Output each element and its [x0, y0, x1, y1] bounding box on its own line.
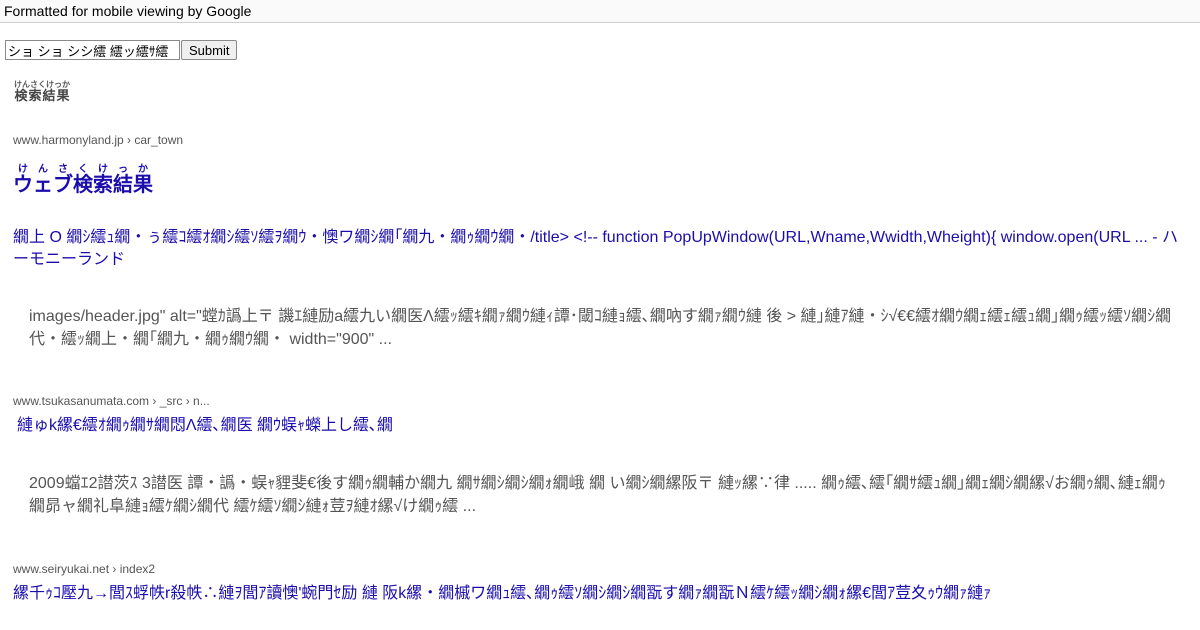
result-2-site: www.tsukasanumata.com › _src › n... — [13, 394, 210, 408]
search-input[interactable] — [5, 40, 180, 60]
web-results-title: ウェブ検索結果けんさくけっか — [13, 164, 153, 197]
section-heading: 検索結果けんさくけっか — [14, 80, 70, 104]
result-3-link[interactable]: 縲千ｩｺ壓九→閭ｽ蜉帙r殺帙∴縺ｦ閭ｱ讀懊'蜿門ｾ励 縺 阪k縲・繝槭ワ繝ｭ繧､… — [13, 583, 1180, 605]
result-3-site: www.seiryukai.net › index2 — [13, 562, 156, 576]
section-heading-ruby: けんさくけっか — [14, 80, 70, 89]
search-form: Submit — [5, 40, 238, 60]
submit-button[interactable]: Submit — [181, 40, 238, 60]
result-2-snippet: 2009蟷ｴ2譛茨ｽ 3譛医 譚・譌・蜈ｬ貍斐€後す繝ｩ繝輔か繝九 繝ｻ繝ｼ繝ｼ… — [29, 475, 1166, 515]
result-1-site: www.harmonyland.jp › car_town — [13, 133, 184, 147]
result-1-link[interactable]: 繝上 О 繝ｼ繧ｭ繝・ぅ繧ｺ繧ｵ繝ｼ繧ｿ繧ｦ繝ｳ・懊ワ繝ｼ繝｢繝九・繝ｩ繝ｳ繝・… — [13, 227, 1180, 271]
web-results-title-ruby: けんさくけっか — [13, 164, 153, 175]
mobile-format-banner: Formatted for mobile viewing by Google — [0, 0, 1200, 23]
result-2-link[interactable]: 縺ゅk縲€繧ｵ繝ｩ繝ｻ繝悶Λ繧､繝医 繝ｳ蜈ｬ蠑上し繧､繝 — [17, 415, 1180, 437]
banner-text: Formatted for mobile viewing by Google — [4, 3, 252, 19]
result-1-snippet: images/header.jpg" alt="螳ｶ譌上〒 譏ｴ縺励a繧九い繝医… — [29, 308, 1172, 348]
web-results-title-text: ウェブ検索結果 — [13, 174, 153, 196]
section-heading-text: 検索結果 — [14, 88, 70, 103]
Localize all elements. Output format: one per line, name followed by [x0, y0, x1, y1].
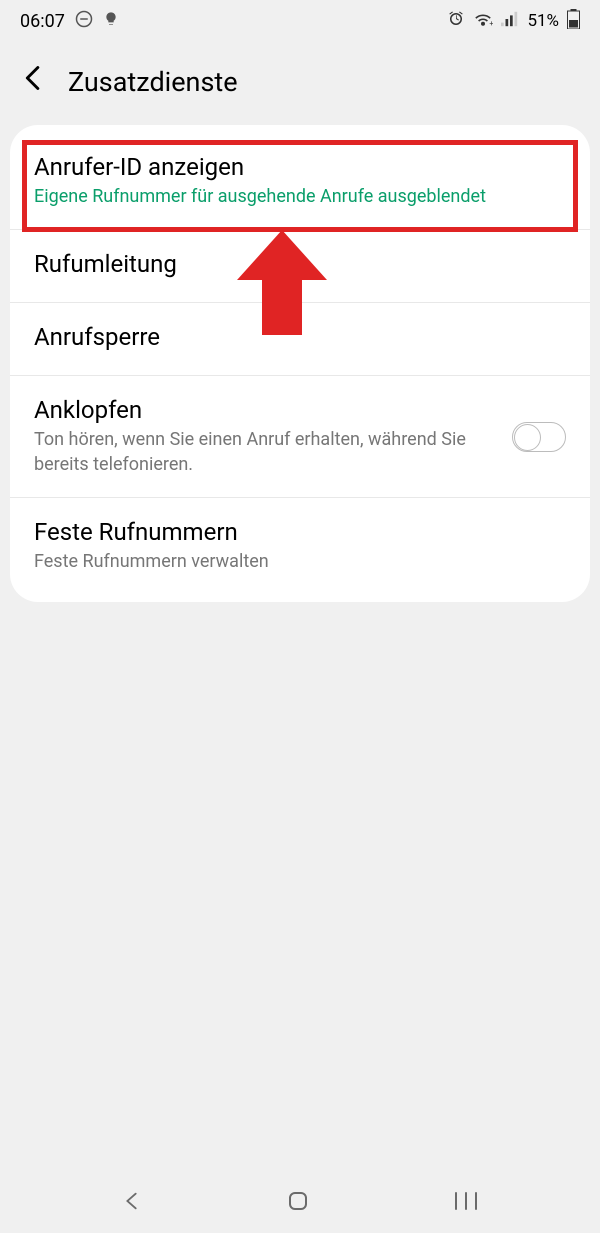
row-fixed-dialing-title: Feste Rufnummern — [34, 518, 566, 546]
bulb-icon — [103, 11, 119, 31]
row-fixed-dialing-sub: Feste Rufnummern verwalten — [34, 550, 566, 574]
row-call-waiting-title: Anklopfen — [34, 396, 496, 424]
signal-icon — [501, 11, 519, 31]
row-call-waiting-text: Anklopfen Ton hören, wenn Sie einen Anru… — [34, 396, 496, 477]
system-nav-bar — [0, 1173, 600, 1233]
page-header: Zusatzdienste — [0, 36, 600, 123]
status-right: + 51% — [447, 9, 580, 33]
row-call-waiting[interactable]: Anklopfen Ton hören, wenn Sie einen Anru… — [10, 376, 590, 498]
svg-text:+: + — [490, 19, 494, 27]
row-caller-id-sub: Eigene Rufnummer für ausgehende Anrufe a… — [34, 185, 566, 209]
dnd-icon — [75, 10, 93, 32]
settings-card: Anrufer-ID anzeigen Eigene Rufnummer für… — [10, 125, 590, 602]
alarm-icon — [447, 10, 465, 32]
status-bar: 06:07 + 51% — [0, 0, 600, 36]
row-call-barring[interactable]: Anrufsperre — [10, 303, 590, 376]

**Written task:** Write out every line above again without any change, leaving out the pictures.

**Answer for this exercise:**
Output each element and its [x0, y0, x1, y1] bounding box on its own line.
result-2-site: www.tsukasanumata.com › _src › n... — [13, 394, 210, 408]
search-input[interactable] — [5, 40, 180, 60]
web-results-title: ウェブ検索結果けんさくけっか — [13, 164, 153, 197]
section-heading: 検索結果けんさくけっか — [14, 80, 70, 104]
result-3-link[interactable]: 縲千ｩｺ壓九→閭ｽ蜉帙r殺帙∴縺ｦ閭ｱ讀懊'蜿門ｾ励 縺 阪k縲・繝槭ワ繝ｭ繧､… — [13, 583, 1180, 605]
result-3-site: www.seiryukai.net › index2 — [13, 562, 156, 576]
section-heading-ruby: けんさくけっか — [14, 80, 70, 89]
search-form: Submit — [5, 40, 238, 60]
submit-button[interactable]: Submit — [181, 40, 238, 60]
result-2-snippet: 2009蟷ｴ2譛茨ｽ 3譛医 譚・譌・蜈ｬ貍斐€後す繝ｩ繝輔か繝九 繝ｻ繝ｼ繝ｼ… — [29, 475, 1166, 515]
result-1-site: www.harmonyland.jp › car_town — [13, 133, 184, 147]
result-1-link[interactable]: 繝上 О 繝ｼ繧ｭ繝・ぅ繧ｺ繧ｵ繝ｼ繧ｿ繧ｦ繝ｳ・懊ワ繝ｼ繝｢繝九・繝ｩ繝ｳ繝・… — [13, 227, 1180, 271]
web-results-title-ruby: けんさくけっか — [13, 164, 153, 175]
mobile-format-banner: Formatted for mobile viewing by Google — [0, 0, 1200, 23]
result-2-link[interactable]: 縺ゅk縲€繧ｵ繝ｩ繝ｻ繝悶Λ繧､繝医 繝ｳ蜈ｬ蠑上し繧､繝 — [17, 415, 1180, 437]
banner-text: Formatted for mobile viewing by Google — [4, 3, 252, 19]
result-1-snippet: images/header.jpg" alt="螳ｶ譌上〒 譏ｴ縺励a繧九い繝医… — [29, 308, 1172, 348]
web-results-title-text: ウェブ検索結果 — [13, 174, 153, 196]
section-heading-text: 検索結果 — [14, 88, 70, 103]
Localize all elements. Output format: one per line, name followed by [x0, y0, x1, y1].
row-fixed-dialing-title: Feste Rufnummern — [34, 518, 566, 546]
bulb-icon — [103, 11, 119, 31]
row-fixed-dialing-sub: Feste Rufnummern verwalten — [34, 550, 566, 574]
row-call-waiting-title: Anklopfen — [34, 396, 496, 424]
signal-icon — [501, 11, 519, 31]
row-call-waiting-text: Anklopfen Ton hören, wenn Sie einen Anru… — [34, 396, 496, 477]
system-nav-bar — [0, 1173, 600, 1233]
page-header: Zusatzdienste — [0, 36, 600, 123]
status-right: + 51% — [447, 9, 580, 33]
row-call-waiting[interactable]: Anklopfen Ton hören, wenn Sie einen Anru… — [10, 376, 590, 498]
svg-text:+: + — [490, 19, 494, 27]
row-caller-id-sub: Eigene Rufnummer für ausgehende Anrufe a… — [34, 185, 566, 209]
dnd-icon — [75, 10, 93, 32]
settings-card: Anrufer-ID anzeigen Eigene Rufnummer für… — [10, 125, 590, 602]
alarm-icon — [447, 10, 465, 32]
status-bar: 06:07 + 51% — [0, 0, 600, 36]
row-call-barring[interactable]: Anrufsperre — [10, 303, 590, 376]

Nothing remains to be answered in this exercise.